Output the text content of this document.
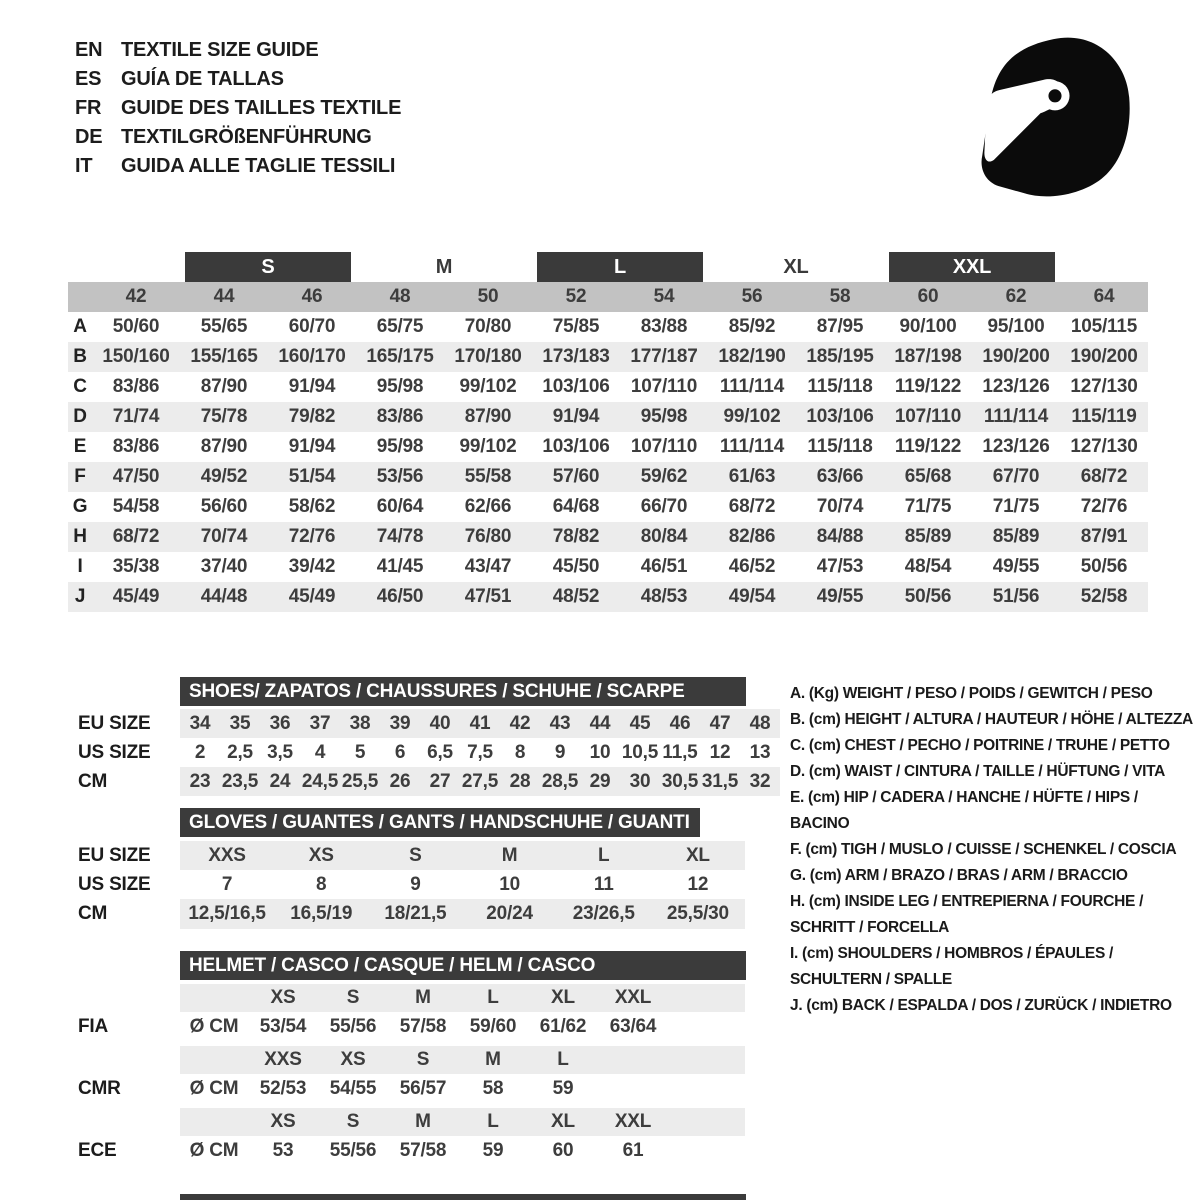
EN TEXTILE SIZE GUIDE
ES GUÍA DE TALLAS
FR GUIDE DES TAILLES TEXTILE
DE TEXTILGRÖßENFÜHRUNG
IT	GUIDA ALLE TAGLIE TESSILI
S	M	L	XL	XXL
42	44	46	48	50	52	54	56	58	60	62	64
A	50/60	55/65	60/70	65/75	70/80	75/85	83/88	85/92	87/95	90/100	95/100	105/115
B 150/160	155/165	160/170	165/175	170/180	173/183	177/187	182/190	185/195	187/198	190/200	190/200
C	83/86	87/90	91/94	95/98	99/102	103/106	107/110	111/114	115/118	119/122	123/126	127/130
D	71/74	75/78	79/82	83/86	87/90	91/94	95/98	99/102	103/106	107/110	111/114	115/119
E	83/86	87/90	91/94	95/98	99/102	103/106	107/110	111/114	115/118	119/122	123/126	127/130
F	47/50	49/52	51/54	53/56	55/58	57/60	59/62	61/63	63/66	65/68	67/70	68/72
G	54/58	56/60	58/62	60/64	62/66	64/68	66/70	68/72	70/74	71/75	71/75	72/76
H	68/72	70/74	72/76	74/78	76/80	78/82	80/84	82/86	84/88	85/89	85/89	87/91
I	35/38	37/40	39/42	41/45	43/47	45/50	46/51	46/52	47/53	48/54	49/55	50/56
J	45/49	44/48	45/49	46/50	47/51	48/52	48/53	49/54	49/55	50/56	51/56	52/58
SHOES/ ZAPATOS / CHAUSSURES / SCHUHE / SCARPE
EU SIZE	34	35	36	37	38	39	40	41	42	43	44	45	46	47	48
US SIZE	2	2,5 3,5	4	5	6	6,5 7,5	8	9	10 10,5 11,5 12	13
CM	23 23,5 24 24,5 25,5 26	27 27,5 28 28,5 29	30 30,5 31,5 32
GLOVES / GUANTES / GANTS / HANDSCHUHE / GUANTI
EU SIZE	XXS	XS	S	M	L	XL
US SIZE	7	8	9	10	11	12
CM	12,5/16,5	16,5/19	18/21,5	20/24	23/26,5	25,5/30
HELMET / CASCO / CASQUE / HELM / CASCO
XS	S	M	L	XL	XXL
FIA	Ø CM	53/54	55/56	57/58	59/60	61/62	63/64
XXS	XS	S	M	L
CMR	Ø CM	52/53	54/55	56/57	58	59
XS	S	M	L	XL	XXL
ECE	Ø CM	53	55/56	57/58	59	60	61
A. (Kg) WEIGHT / PESO / POIDS / GEWITCH / PESO
B. (cm) HEIGHT / ALTURA / HAUTEUR / HÖHE / ALTEZZA
C. (cm) CHEST / PECHO / POITRINE / TRUHE / PETTO
D. (cm) WAIST / CINTURA / TAILLE / HÜFTUNG / VITA
E. (cm) HIP / CADERA / HANCHE / HÜFTE / HIPS / BACINO
F. (cm) TIGH / MUSLO / CUISSE / SCHENKEL / COSCIA
G. (cm) ARM / BRAZO / BRAS / ARM / BRACCIO
H. (cm) INSIDE LEG / ENTREPIERNA / FOURCHE / SCHRITT / FORCELLA
I. (cm) SHOULDERS / HOMBROS / ÉPAULES / SCHULTERN / SPALLE
J. (cm) BACK / ESPALDA / DOS / ZURÜCK / INDIETRO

_EXERCISE DESCRIPTION_: Write out the entries above verbatim; the pictures do not belong in your copy.

_THE SOLUTION_:
Output the text content of this document.
EN TEXTILE SIZE GUIDE
ES GUÍA DE TALLAS
FR GUIDE DES TAILLES TEXTILE
DE TEXTILGRÖßENFÜHRUNG
IT	GUIDA ALLE TAGLIE TESSILI
S	M	L	XL	XXL
42	44	46	48	50	52	54	56	58	60	62	64
A	50/60	55/65	60/70	65/75	70/80	75/85	83/88	85/92	87/95	90/100	95/100	105/115
B 150/160	155/165	160/170	165/175	170/180	173/183	177/187	182/190	185/195	187/198	190/200	190/200
C	83/86	87/90	91/94	95/98	99/102	103/106	107/110	111/114	115/118	119/122	123/126	127/130
D	71/74	75/78	79/82	83/86	87/90	91/94	95/98	99/102	103/106	107/110	111/114	115/119
E	83/86	87/90	91/94	95/98	99/102	103/106	107/110	111/114	115/118	119/122	123/126	127/130
F	47/50	49/52	51/54	53/56	55/58	57/60	59/62	61/63	63/66	65/68	67/70	68/72
G	54/58	56/60	58/62	60/64	62/66	64/68	66/70	68/72	70/74	71/75	71/75	72/76
H	68/72	70/74	72/76	74/78	76/80	78/82	80/84	82/86	84/88	85/89	85/89	87/91
I	35/38	37/40	39/42	41/45	43/47	45/50	46/51	46/52	47/53	48/54	49/55	50/56
J	45/49	44/48	45/49	46/50	47/51	48/52	48/53	49/54	49/55	50/56	51/56	52/58
SHOES/ ZAPATOS / CHAUSSURES / SCHUHE / SCARPE
EU SIZE	34	35	36	37	38	39	40	41	42	43	44	45	46	47	48
US SIZE	2	2,5 3,5	4	5	6	6,5 7,5	8	9	10 10,5 11,5 12	13
CM	23 23,5 24 24,5 25,5 26	27 27,5 28 28,5 29	30 30,5 31,5 32
GLOVES / GUANTES / GANTS / HANDSCHUHE / GUANTI
EU SIZE	XXS	XS	S	M	L	XL
US SIZE	7	8	9	10	11	12
CM	12,5/16,5	16,5/19	18/21,5	20/24	23/26,5	25,5/30
HELMET / CASCO / CASQUE / HELM / CASCO
XS	S	M	L	XL	XXL
FIA	Ø CM	53/54	55/56	57/58	59/60	61/62	63/64
XXS	XS	S	M	L
CMR	Ø CM	52/53	54/55	56/57	58	59
XS	S	M	L	XL	XXL
ECE	Ø CM	53	55/56	57/58	59	60	61
A. (Kg) WEIGHT / PESO / POIDS / GEWITCH / PESO
B. (cm) HEIGHT / ALTURA / HAUTEUR / HÖHE / ALTEZZA
C. (cm) CHEST / PECHO / POITRINE / TRUHE / PETTO
D. (cm) WAIST / CINTURA / TAILLE / HÜFTUNG / VITA
E. (cm) HIP / CADERA / HANCHE / HÜFTE / HIPS / BACINO
F. (cm) TIGH / MUSLO / CUISSE / SCHENKEL / COSCIA
G. (cm) ARM / BRAZO / BRAS / ARM / BRACCIO
H. (cm) INSIDE LEG / ENTREPIERNA / FOURCHE / SCHRITT / FORCELLA
I. (cm) SHOULDERS / HOMBROS / ÉPAULES / SCHULTERN / SPALLE
J. (cm) BACK / ESPALDA / DOS / ZURÜCK / INDIETRO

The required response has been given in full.